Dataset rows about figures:
- - - -
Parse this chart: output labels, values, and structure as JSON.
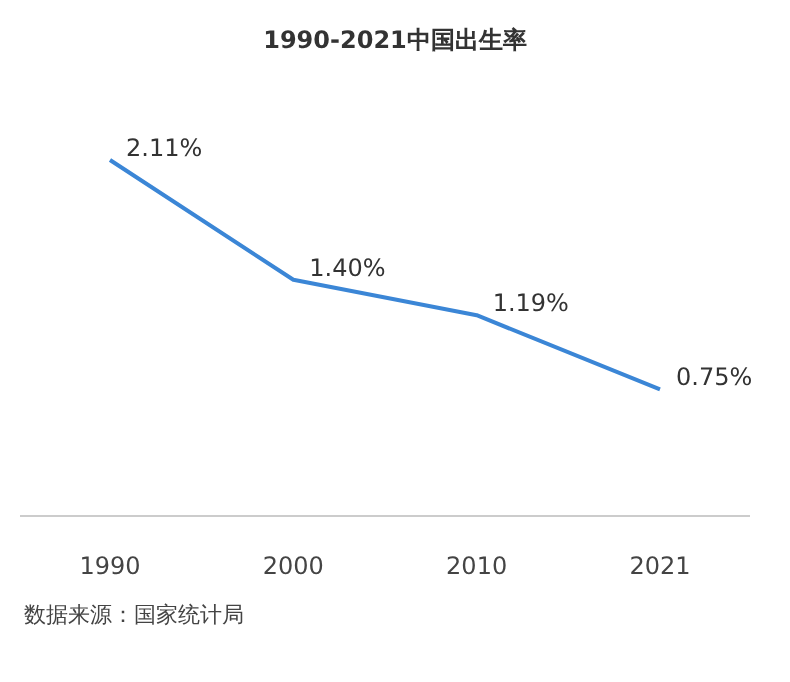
{
  "chart_data": {
    "type": "line",
    "title": "1990-2021中国出生率",
    "categories": [
      "1990",
      "2000",
      "2010",
      "2021"
    ],
    "series": [
      {
        "color": "#3b86d6",
        "values": [
          2.11,
          1.4,
          1.19,
          0.75
        ],
        "value_labels": [
          "2.11%",
          "1.40%",
          "1.19%",
          "0.75%"
        ]
      }
    ],
    "annotations": [
      "数据来源：国家统计局"
    ]
  }
}
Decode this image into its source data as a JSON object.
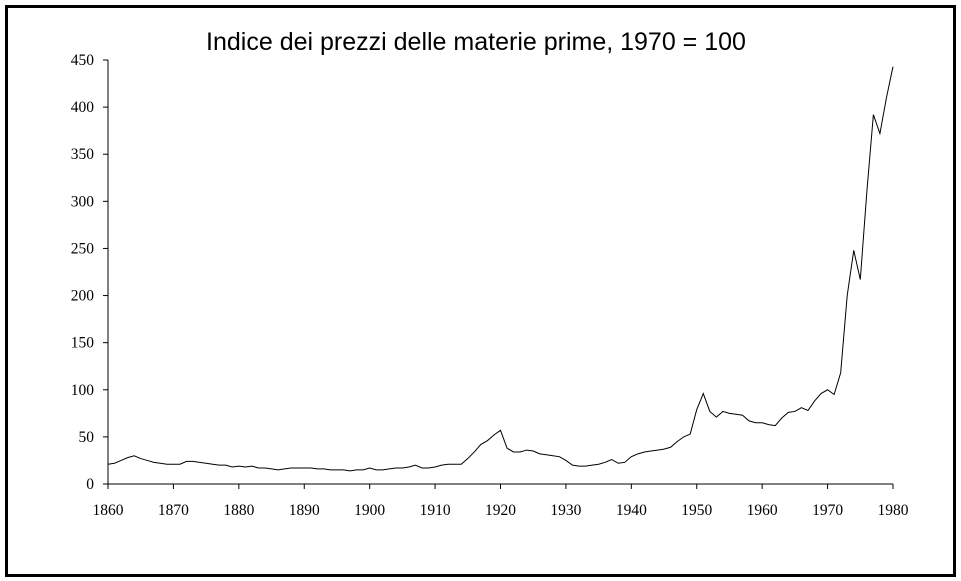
{
  "chart_data": {
    "type": "line",
    "title": "Indice dei prezzi delle materie prime, 1970 = 100",
    "xlabel": "",
    "ylabel": "",
    "xlim": [
      1860,
      1980
    ],
    "ylim": [
      0,
      450
    ],
    "grid": false,
    "x_ticks": [
      "1860",
      "1870",
      "1880",
      "1890",
      "1900",
      "1910",
      "1920",
      "1930",
      "1940",
      "1950",
      "1960",
      "1970",
      "1980"
    ],
    "y_ticks": [
      "0",
      "50",
      "100",
      "150",
      "200",
      "250",
      "300",
      "350",
      "400",
      "450"
    ],
    "series": [
      {
        "name": "Indice",
        "color": "#000000",
        "x_start": 1860,
        "values": [
          21,
          22,
          25,
          28,
          30,
          27,
          25,
          23,
          22,
          21,
          21,
          21,
          24,
          24,
          23,
          22,
          21,
          20,
          20,
          18,
          19,
          18,
          19,
          17,
          17,
          16,
          15,
          16,
          17,
          17,
          17,
          17,
          16,
          16,
          15,
          15,
          15,
          14,
          15,
          15,
          17,
          15,
          15,
          16,
          17,
          17,
          18,
          20,
          17,
          17,
          18,
          20,
          21,
          21,
          21,
          27,
          34,
          42,
          46,
          52,
          57,
          38,
          34,
          34,
          36,
          35,
          32,
          31,
          30,
          29,
          25,
          20,
          19,
          19,
          20,
          21,
          23,
          26,
          22,
          23,
          29,
          32,
          34,
          35,
          36,
          37,
          39,
          45,
          50,
          53,
          79,
          96,
          77,
          71,
          77,
          75,
          74,
          73,
          67,
          65,
          65,
          63,
          62,
          70,
          76,
          77,
          81,
          78,
          88,
          96,
          100,
          95,
          118,
          200,
          248,
          217,
          310,
          392,
          372,
          410,
          443
        ]
      }
    ]
  }
}
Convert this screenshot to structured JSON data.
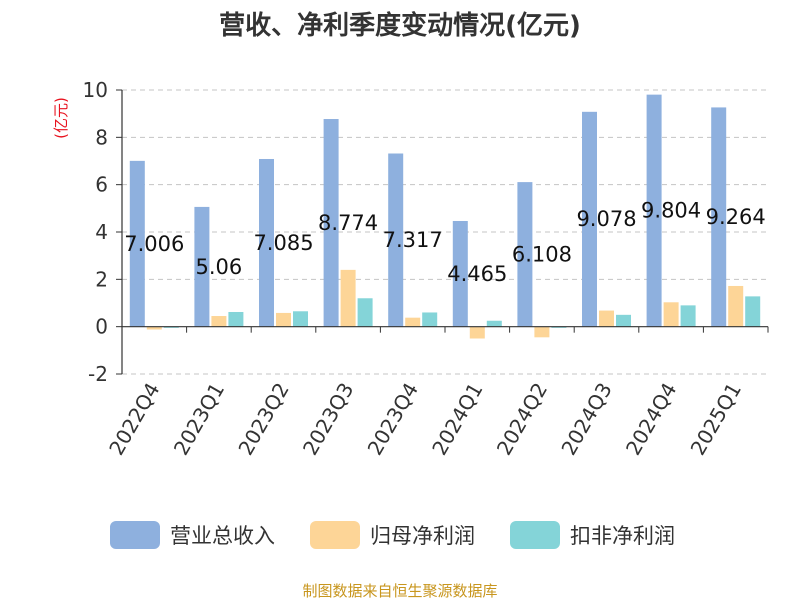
{
  "chart_data": {
    "type": "bar",
    "title": "营收、净利季度变动情况(亿元)",
    "ylabel": "(亿元)",
    "ylim": [
      -2,
      10
    ],
    "yticks": [
      -2,
      0,
      2,
      4,
      6,
      8,
      10
    ],
    "grid": true,
    "legend_position": "bottom",
    "categories": [
      "2022Q4",
      "2023Q1",
      "2023Q2",
      "2023Q3",
      "2023Q4",
      "2024Q1",
      "2024Q2",
      "2024Q3",
      "2024Q4",
      "2025Q1"
    ],
    "series": [
      {
        "name": "营业总收入",
        "color": "#8eb0de",
        "values": [
          7.006,
          5.06,
          7.085,
          8.774,
          7.317,
          4.465,
          6.108,
          9.078,
          9.804,
          9.264
        ],
        "labels": [
          "7.006",
          "5.06",
          "7.085",
          "8.774",
          "7.317",
          "4.465",
          "6.108",
          "9.078",
          "9.804",
          "9.264"
        ]
      },
      {
        "name": "归母净利润",
        "color": "#fdd597",
        "values": [
          -0.12,
          0.45,
          0.58,
          2.4,
          0.38,
          -0.5,
          -0.45,
          0.68,
          1.03,
          1.72
        ]
      },
      {
        "name": "扣非净利润",
        "color": "#84d4d8",
        "values": [
          -0.05,
          0.62,
          0.65,
          1.2,
          0.6,
          0.25,
          -0.05,
          0.5,
          0.9,
          1.28
        ]
      }
    ],
    "source": "制图数据来自恒生聚源数据库"
  }
}
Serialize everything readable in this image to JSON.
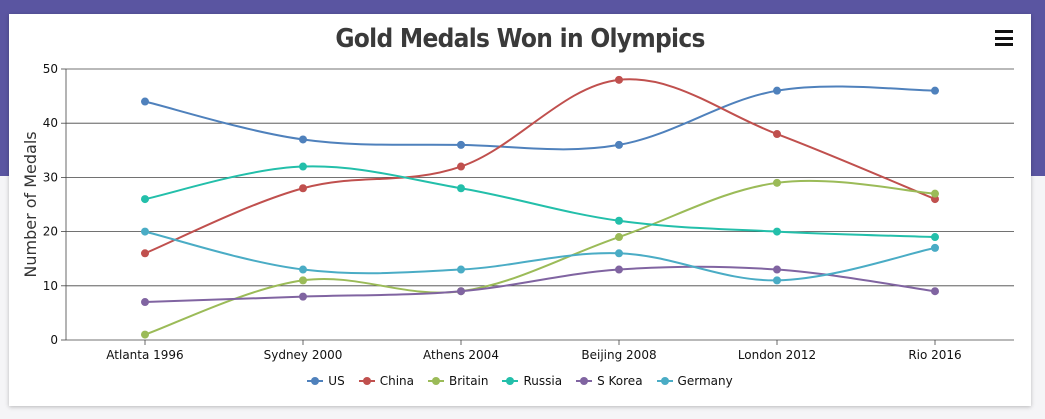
{
  "chart_data": {
    "type": "line",
    "title": "Gold Medals Won in Olympics",
    "ylabel": "Number of Medals",
    "xlabel": "",
    "categories": [
      "Atlanta 1996",
      "Sydney 2000",
      "Athens 2004",
      "Beijing 2008",
      "London 2012",
      "Rio 2016"
    ],
    "ylim": [
      0,
      50
    ],
    "yticks": [
      0,
      10,
      20,
      30,
      40,
      50
    ],
    "grid": true,
    "legend_position": "bottom",
    "series": [
      {
        "name": "US",
        "color": "#4f81bc",
        "values": [
          44,
          37,
          36,
          36,
          46,
          46
        ]
      },
      {
        "name": "China",
        "color": "#c0504e",
        "values": [
          16,
          28,
          32,
          48,
          38,
          26
        ]
      },
      {
        "name": "Britain",
        "color": "#9bbb58",
        "values": [
          1,
          11,
          9,
          19,
          29,
          27
        ]
      },
      {
        "name": "Russia",
        "color": "#23bfaa",
        "values": [
          26,
          32,
          28,
          22,
          20,
          19
        ]
      },
      {
        "name": "S Korea",
        "color": "#8064a1",
        "values": [
          7,
          8,
          9,
          13,
          13,
          9
        ]
      },
      {
        "name": "Germany",
        "color": "#4aacc5",
        "values": [
          20,
          13,
          13,
          16,
          11,
          17
        ]
      }
    ]
  },
  "toolbar": {
    "menu_icon": "hamburger-menu-icon"
  }
}
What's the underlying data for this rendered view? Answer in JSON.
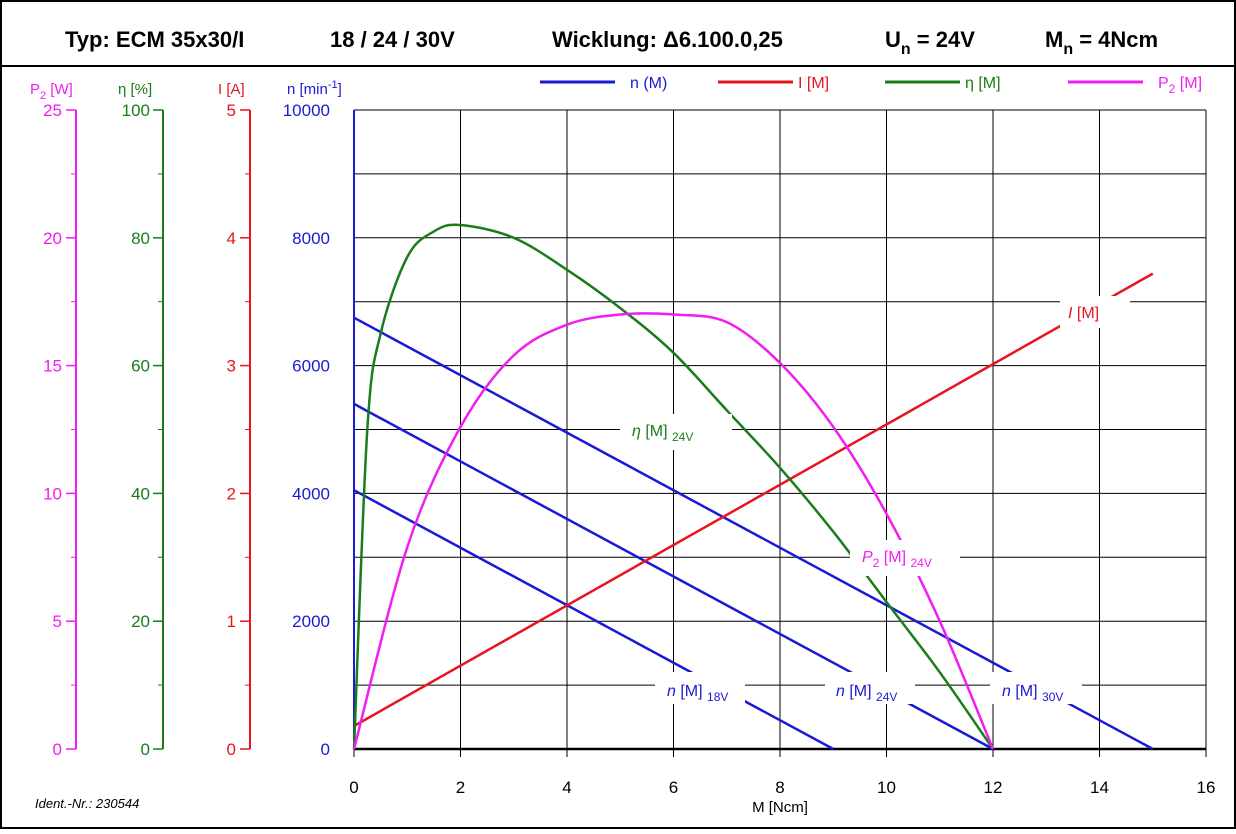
{
  "header": {
    "type": "Typ: ECM 35x30/I",
    "voltages": "18 / 24 / 30V",
    "winding": "Wicklung: Δ6.100.0,25",
    "un_prefix": "U",
    "un_sub": "n",
    "un_suffix": " = 24V",
    "mn_prefix": "M",
    "mn_sub": "n",
    "mn_suffix": " = 4Ncm"
  },
  "ident": "Ident.-Nr.: 230544",
  "colors": {
    "n": "#1a1ad6",
    "i": "#e8141e",
    "eta": "#1a7d1a",
    "p2": "#f01ef0",
    "axis": "#000000"
  },
  "legend": [
    {
      "key": "n",
      "label": "n (M)",
      "color": "#1a1ad6"
    },
    {
      "key": "i",
      "label": "I [M]",
      "color": "#e8141e"
    },
    {
      "key": "eta",
      "label": "η [M]",
      "color": "#1a7d1a"
    },
    {
      "key": "p2",
      "label_main": "P",
      "label_sub": "2",
      "label_rest": " [M]",
      "color": "#f01ef0"
    }
  ],
  "axes": {
    "p2": {
      "title_main": "P",
      "title_sub": "2",
      "title_rest": " [W]",
      "ticks": [
        "0",
        "5",
        "10",
        "15",
        "20",
        "25"
      ]
    },
    "eta": {
      "title": "η [%]",
      "ticks": [
        "0",
        "20",
        "40",
        "60",
        "80",
        "100"
      ]
    },
    "i": {
      "title": "I [A]",
      "ticks": [
        "0",
        "1",
        "2",
        "3",
        "4",
        "5"
      ]
    },
    "n": {
      "title_main": "n [min",
      "title_sup": "-1",
      "title_rest": "]",
      "ticks": [
        "0",
        "2000",
        "4000",
        "6000",
        "8000",
        "10000"
      ]
    },
    "x": {
      "title": "M [Ncm]",
      "ticks": [
        "0",
        "2",
        "4",
        "6",
        "8",
        "10",
        "12",
        "14",
        "16"
      ]
    }
  },
  "chart_data": {
    "type": "line",
    "xlabel": "M [Ncm]",
    "xlim": [
      0,
      16
    ],
    "ylabel_n": "n [min-1]",
    "ylim_n": [
      0,
      10000
    ],
    "ylim_i": [
      0,
      5
    ],
    "ylim_eta": [
      0,
      100
    ],
    "ylim_p2": [
      0,
      25
    ],
    "grid": true,
    "legend_position": "top",
    "series": [
      {
        "name": "n (M)",
        "label": "n [M] 18V",
        "axis": "n",
        "x": [
          0,
          9
        ],
        "y": [
          4050,
          0
        ]
      },
      {
        "name": "n (M)",
        "label": "n [M] 24V",
        "axis": "n",
        "x": [
          0,
          12
        ],
        "y": [
          5400,
          0
        ]
      },
      {
        "name": "n (M)",
        "label": "n [M] 30V",
        "axis": "n",
        "x": [
          0,
          15
        ],
        "y": [
          6750,
          0
        ]
      },
      {
        "name": "I [M]",
        "axis": "i",
        "x": [
          0,
          15
        ],
        "y": [
          0.18,
          3.72
        ]
      },
      {
        "name": "η [M]",
        "label": "η [M] 24V",
        "axis": "eta",
        "x": [
          0,
          0.25,
          0.5,
          1,
          1.5,
          2,
          3,
          4,
          5,
          6,
          7,
          8,
          9,
          10,
          11,
          12
        ],
        "y": [
          0,
          50,
          65,
          77,
          81,
          82,
          80,
          75,
          69,
          62,
          53,
          44,
          34,
          23,
          12,
          0
        ]
      },
      {
        "name": "P2 [M]",
        "label": "P2 [M] 24V",
        "axis": "p2",
        "x": [
          0,
          1,
          2,
          3,
          4,
          5,
          6,
          7,
          8,
          9,
          10,
          11,
          12
        ],
        "y": [
          0,
          7.9,
          12.6,
          15.4,
          16.6,
          17.0,
          17.0,
          16.7,
          15.1,
          12.6,
          9.2,
          5.0,
          0
        ]
      }
    ],
    "annotations": [
      {
        "main": "n",
        "rest": " [M] ",
        "sub": "18V"
      },
      {
        "main": "n",
        "rest": " [M] ",
        "sub": "24V"
      },
      {
        "main": "n",
        "rest": " [M] ",
        "sub": "30V"
      },
      {
        "main": "η",
        "rest": " [M] ",
        "sub": "24V"
      },
      {
        "main": "P",
        "sub1": "2",
        "rest": " [M] ",
        "sub": "24V"
      },
      {
        "main": "I",
        "rest": " [M]"
      }
    ]
  }
}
- - - -
Report how many lines of the listing above include the word "source". Say nothing but the number.

● Task output:
2